**Objective**
Give a verbatim copy of the lines below, minus the pictures.

[Records from a collection]
▼▼▼
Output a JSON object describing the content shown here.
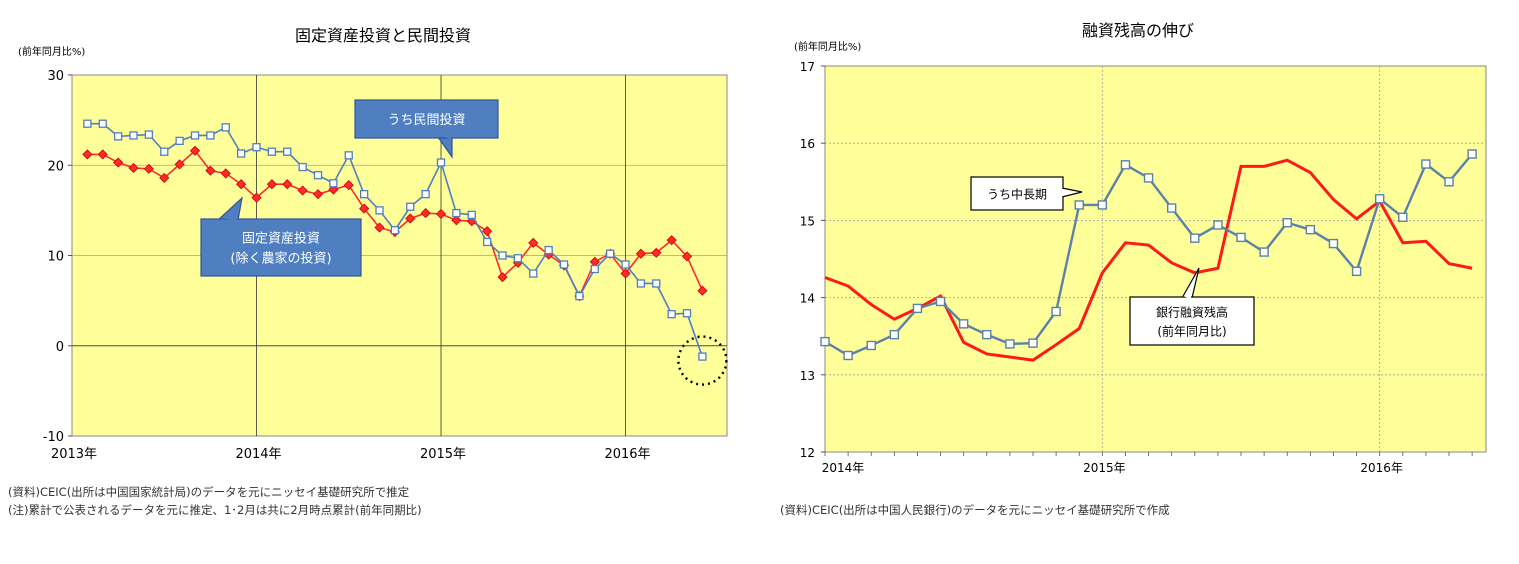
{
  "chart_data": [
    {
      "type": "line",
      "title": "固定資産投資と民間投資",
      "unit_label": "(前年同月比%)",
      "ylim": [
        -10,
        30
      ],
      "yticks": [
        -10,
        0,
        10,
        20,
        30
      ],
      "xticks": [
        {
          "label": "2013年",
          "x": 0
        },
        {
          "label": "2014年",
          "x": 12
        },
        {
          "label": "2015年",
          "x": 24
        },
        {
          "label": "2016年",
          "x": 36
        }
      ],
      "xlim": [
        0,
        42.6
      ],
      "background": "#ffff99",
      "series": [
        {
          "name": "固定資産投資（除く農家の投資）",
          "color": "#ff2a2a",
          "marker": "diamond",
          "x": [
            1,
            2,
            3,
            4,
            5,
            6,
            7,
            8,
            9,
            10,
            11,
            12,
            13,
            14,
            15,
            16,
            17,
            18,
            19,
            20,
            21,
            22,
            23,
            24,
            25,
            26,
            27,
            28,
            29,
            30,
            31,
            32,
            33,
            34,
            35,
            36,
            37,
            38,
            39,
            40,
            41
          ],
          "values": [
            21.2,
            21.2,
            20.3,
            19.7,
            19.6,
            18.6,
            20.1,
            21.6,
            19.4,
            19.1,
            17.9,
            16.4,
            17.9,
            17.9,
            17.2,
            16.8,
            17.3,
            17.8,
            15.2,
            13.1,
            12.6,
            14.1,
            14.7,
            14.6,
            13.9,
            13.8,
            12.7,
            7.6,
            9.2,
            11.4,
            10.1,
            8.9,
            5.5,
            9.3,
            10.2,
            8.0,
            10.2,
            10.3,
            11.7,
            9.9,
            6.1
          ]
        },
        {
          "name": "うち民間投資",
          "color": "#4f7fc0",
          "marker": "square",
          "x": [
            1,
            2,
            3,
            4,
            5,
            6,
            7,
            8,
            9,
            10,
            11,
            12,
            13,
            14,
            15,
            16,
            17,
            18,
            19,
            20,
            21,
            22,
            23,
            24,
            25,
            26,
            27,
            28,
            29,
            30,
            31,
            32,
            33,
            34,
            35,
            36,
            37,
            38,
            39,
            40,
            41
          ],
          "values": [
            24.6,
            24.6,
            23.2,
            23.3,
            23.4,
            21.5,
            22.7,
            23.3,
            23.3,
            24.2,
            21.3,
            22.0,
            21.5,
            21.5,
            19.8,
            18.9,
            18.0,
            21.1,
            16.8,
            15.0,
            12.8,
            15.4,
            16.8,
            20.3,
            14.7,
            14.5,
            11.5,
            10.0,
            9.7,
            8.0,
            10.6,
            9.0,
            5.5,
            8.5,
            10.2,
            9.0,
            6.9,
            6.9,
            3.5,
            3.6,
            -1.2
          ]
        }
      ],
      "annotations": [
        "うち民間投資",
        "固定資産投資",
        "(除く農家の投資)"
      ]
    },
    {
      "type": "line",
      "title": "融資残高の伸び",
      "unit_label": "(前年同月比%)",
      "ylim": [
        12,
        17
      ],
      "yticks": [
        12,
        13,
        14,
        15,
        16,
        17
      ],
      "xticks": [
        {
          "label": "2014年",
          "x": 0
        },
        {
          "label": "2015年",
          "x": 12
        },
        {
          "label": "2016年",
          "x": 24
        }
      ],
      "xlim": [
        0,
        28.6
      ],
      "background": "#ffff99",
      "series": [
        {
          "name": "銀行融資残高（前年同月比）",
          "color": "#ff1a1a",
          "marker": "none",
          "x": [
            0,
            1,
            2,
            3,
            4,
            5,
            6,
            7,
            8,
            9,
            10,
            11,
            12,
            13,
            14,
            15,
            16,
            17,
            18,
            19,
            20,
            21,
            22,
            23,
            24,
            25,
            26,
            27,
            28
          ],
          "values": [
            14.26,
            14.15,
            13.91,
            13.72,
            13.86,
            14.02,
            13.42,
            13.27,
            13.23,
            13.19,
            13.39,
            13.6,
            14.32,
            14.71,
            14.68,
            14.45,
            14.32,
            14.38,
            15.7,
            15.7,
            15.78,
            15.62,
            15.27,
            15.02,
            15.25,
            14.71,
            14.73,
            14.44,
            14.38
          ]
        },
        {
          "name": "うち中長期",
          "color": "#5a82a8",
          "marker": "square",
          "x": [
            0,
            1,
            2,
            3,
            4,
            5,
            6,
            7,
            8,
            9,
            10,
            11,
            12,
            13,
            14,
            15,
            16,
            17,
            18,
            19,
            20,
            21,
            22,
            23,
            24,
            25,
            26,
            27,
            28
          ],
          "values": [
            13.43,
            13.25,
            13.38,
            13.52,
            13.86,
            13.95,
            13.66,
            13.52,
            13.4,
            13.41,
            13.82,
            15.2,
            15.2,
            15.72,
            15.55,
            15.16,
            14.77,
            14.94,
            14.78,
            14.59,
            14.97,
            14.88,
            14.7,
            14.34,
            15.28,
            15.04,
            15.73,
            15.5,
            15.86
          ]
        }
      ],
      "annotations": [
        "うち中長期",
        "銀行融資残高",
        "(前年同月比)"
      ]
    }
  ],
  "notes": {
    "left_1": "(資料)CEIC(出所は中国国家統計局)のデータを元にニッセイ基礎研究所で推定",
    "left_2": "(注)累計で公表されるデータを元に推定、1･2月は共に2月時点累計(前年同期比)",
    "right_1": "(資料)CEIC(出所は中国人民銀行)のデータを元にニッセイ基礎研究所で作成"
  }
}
▲▲▲
**Finished answer**
Output a JSON object describing the content shown here.
{
  "chart_data": [
    {
      "type": "line",
      "title": "固定資産投資と民間投資",
      "unit_label": "(前年同月比%)",
      "ylim": [
        -10,
        30
      ],
      "yticks": [
        -10,
        0,
        10,
        20,
        30
      ],
      "xticks": [
        {
          "label": "2013年",
          "x": 0
        },
        {
          "label": "2014年",
          "x": 12
        },
        {
          "label": "2015年",
          "x": 24
        },
        {
          "label": "2016年",
          "x": 36
        }
      ],
      "xlim": [
        0,
        42.6
      ],
      "background": "#ffff99",
      "series": [
        {
          "name": "固定資産投資（除く農家の投資）",
          "color": "#ff2a2a",
          "marker": "diamond",
          "x": [
            1,
            2,
            3,
            4,
            5,
            6,
            7,
            8,
            9,
            10,
            11,
            12,
            13,
            14,
            15,
            16,
            17,
            18,
            19,
            20,
            21,
            22,
            23,
            24,
            25,
            26,
            27,
            28,
            29,
            30,
            31,
            32,
            33,
            34,
            35,
            36,
            37,
            38,
            39,
            40,
            41
          ],
          "values": [
            21.2,
            21.2,
            20.3,
            19.7,
            19.6,
            18.6,
            20.1,
            21.6,
            19.4,
            19.1,
            17.9,
            16.4,
            17.9,
            17.9,
            17.2,
            16.8,
            17.3,
            17.8,
            15.2,
            13.1,
            12.6,
            14.1,
            14.7,
            14.6,
            13.9,
            13.8,
            12.7,
            7.6,
            9.2,
            11.4,
            10.1,
            8.9,
            5.5,
            9.3,
            10.2,
            8.0,
            10.2,
            10.3,
            11.7,
            9.9,
            6.1
          ]
        },
        {
          "name": "うち民間投資",
          "color": "#4f7fc0",
          "marker": "square",
          "x": [
            1,
            2,
            3,
            4,
            5,
            6,
            7,
            8,
            9,
            10,
            11,
            12,
            13,
            14,
            15,
            16,
            17,
            18,
            19,
            20,
            21,
            22,
            23,
            24,
            25,
            26,
            27,
            28,
            29,
            30,
            31,
            32,
            33,
            34,
            35,
            36,
            37,
            38,
            39,
            40,
            41
          ],
          "values": [
            24.6,
            24.6,
            23.2,
            23.3,
            23.4,
            21.5,
            22.7,
            23.3,
            23.3,
            24.2,
            21.3,
            22.0,
            21.5,
            21.5,
            19.8,
            18.9,
            18.0,
            21.1,
            16.8,
            15.0,
            12.8,
            15.4,
            16.8,
            20.3,
            14.7,
            14.5,
            11.5,
            10.0,
            9.7,
            8.0,
            10.6,
            9.0,
            5.5,
            8.5,
            10.2,
            9.0,
            6.9,
            6.9,
            3.5,
            3.6,
            -1.2
          ]
        }
      ],
      "annotations": [
        "うち民間投資",
        "固定資産投資",
        "(除く農家の投資)"
      ]
    },
    {
      "type": "line",
      "title": "融資残高の伸び",
      "unit_label": "(前年同月比%)",
      "ylim": [
        12,
        17
      ],
      "yticks": [
        12,
        13,
        14,
        15,
        16,
        17
      ],
      "xticks": [
        {
          "label": "2014年",
          "x": 0
        },
        {
          "label": "2015年",
          "x": 12
        },
        {
          "label": "2016年",
          "x": 24
        }
      ],
      "xlim": [
        0,
        28.6
      ],
      "background": "#ffff99",
      "series": [
        {
          "name": "銀行融資残高（前年同月比）",
          "color": "#ff1a1a",
          "marker": "none",
          "x": [
            0,
            1,
            2,
            3,
            4,
            5,
            6,
            7,
            8,
            9,
            10,
            11,
            12,
            13,
            14,
            15,
            16,
            17,
            18,
            19,
            20,
            21,
            22,
            23,
            24,
            25,
            26,
            27,
            28
          ],
          "values": [
            14.26,
            14.15,
            13.91,
            13.72,
            13.86,
            14.02,
            13.42,
            13.27,
            13.23,
            13.19,
            13.39,
            13.6,
            14.32,
            14.71,
            14.68,
            14.45,
            14.32,
            14.38,
            15.7,
            15.7,
            15.78,
            15.62,
            15.27,
            15.02,
            15.25,
            14.71,
            14.73,
            14.44,
            14.38
          ]
        },
        {
          "name": "うち中長期",
          "color": "#5a82a8",
          "marker": "square",
          "x": [
            0,
            1,
            2,
            3,
            4,
            5,
            6,
            7,
            8,
            9,
            10,
            11,
            12,
            13,
            14,
            15,
            16,
            17,
            18,
            19,
            20,
            21,
            22,
            23,
            24,
            25,
            26,
            27,
            28
          ],
          "values": [
            13.43,
            13.25,
            13.38,
            13.52,
            13.86,
            13.95,
            13.66,
            13.52,
            13.4,
            13.41,
            13.82,
            15.2,
            15.2,
            15.72,
            15.55,
            15.16,
            14.77,
            14.94,
            14.78,
            14.59,
            14.97,
            14.88,
            14.7,
            14.34,
            15.28,
            15.04,
            15.73,
            15.5,
            15.86
          ]
        }
      ],
      "annotations": [
        "うち中長期",
        "銀行融資残高",
        "(前年同月比)"
      ]
    }
  ],
  "notes": {
    "left_1": "(資料)CEIC(出所は中国国家統計局)のデータを元にニッセイ基礎研究所で推定",
    "left_2": "(注)累計で公表されるデータを元に推定、1･2月は共に2月時点累計(前年同期比)",
    "right_1": "(資料)CEIC(出所は中国人民銀行)のデータを元にニッセイ基礎研究所で作成"
  }
}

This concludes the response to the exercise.